[Data entries for graphics]
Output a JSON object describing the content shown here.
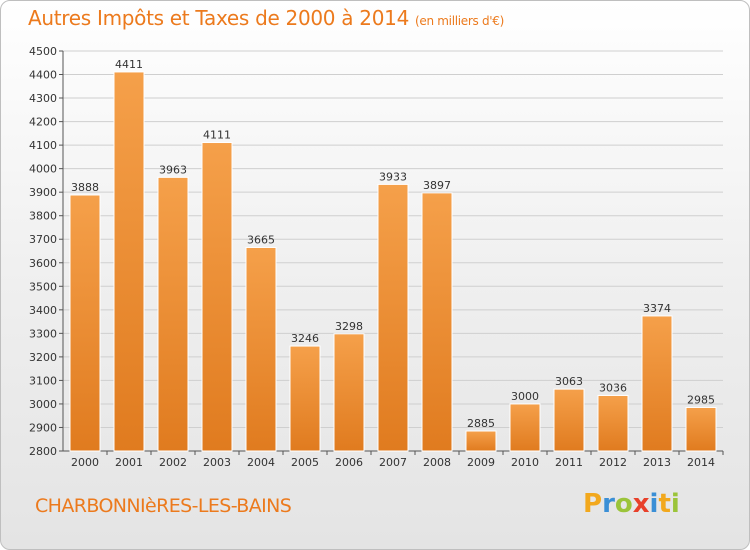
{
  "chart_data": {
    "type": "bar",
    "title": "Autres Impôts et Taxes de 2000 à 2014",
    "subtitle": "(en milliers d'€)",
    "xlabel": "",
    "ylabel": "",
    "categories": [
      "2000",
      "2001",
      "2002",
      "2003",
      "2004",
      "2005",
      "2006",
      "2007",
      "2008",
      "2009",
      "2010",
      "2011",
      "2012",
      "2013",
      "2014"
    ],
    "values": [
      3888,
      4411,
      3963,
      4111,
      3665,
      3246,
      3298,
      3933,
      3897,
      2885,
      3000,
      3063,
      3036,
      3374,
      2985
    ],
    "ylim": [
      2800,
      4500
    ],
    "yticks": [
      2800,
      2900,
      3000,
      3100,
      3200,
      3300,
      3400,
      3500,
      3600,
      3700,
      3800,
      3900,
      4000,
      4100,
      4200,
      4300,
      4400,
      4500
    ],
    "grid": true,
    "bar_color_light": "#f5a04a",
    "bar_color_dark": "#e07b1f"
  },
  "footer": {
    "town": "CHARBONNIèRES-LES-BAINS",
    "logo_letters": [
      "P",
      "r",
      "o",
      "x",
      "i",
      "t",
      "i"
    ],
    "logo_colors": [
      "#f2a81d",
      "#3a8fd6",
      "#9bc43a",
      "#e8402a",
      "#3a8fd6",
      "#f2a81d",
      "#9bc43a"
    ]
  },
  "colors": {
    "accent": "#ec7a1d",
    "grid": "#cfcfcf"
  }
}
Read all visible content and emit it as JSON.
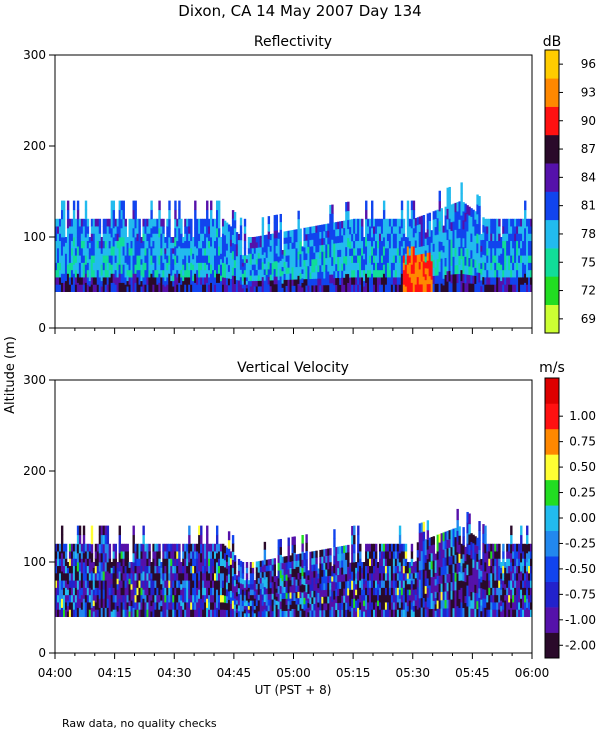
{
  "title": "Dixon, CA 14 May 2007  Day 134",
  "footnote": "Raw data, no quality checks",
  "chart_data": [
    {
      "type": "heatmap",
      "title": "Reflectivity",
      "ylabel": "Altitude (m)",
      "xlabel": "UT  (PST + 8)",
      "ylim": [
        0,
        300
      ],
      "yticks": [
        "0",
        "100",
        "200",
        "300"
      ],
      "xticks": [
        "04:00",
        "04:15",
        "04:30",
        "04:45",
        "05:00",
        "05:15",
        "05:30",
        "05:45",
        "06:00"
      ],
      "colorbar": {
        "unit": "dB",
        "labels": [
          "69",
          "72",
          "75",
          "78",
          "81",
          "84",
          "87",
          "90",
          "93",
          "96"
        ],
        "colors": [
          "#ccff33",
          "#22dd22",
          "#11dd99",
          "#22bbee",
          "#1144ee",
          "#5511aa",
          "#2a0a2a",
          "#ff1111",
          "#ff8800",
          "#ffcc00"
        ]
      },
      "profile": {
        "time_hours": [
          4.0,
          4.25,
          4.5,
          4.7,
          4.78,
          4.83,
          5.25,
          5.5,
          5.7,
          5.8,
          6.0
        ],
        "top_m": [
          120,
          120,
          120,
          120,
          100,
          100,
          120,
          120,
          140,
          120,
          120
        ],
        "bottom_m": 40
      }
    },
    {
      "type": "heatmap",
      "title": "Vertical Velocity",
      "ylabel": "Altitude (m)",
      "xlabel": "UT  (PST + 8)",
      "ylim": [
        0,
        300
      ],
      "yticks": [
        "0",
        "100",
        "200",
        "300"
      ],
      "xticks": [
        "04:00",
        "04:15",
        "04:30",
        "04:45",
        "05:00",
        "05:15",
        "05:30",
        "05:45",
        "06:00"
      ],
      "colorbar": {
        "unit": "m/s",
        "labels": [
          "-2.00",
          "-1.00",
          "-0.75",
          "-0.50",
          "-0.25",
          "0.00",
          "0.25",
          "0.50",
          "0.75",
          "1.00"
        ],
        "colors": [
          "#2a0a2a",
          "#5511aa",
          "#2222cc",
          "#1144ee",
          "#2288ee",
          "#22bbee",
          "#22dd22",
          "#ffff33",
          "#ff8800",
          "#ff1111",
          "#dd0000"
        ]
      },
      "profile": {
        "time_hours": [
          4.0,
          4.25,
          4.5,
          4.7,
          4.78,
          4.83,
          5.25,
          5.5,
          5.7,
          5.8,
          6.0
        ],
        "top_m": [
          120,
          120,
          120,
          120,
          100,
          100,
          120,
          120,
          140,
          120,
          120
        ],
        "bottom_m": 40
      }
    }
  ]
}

# [Required work]
Locate the lines above that hold the word "content". Show every one of them.

# [Finished answer]
Output a JSON object describing the content shown here.
Read all visible content and emit it as JSON.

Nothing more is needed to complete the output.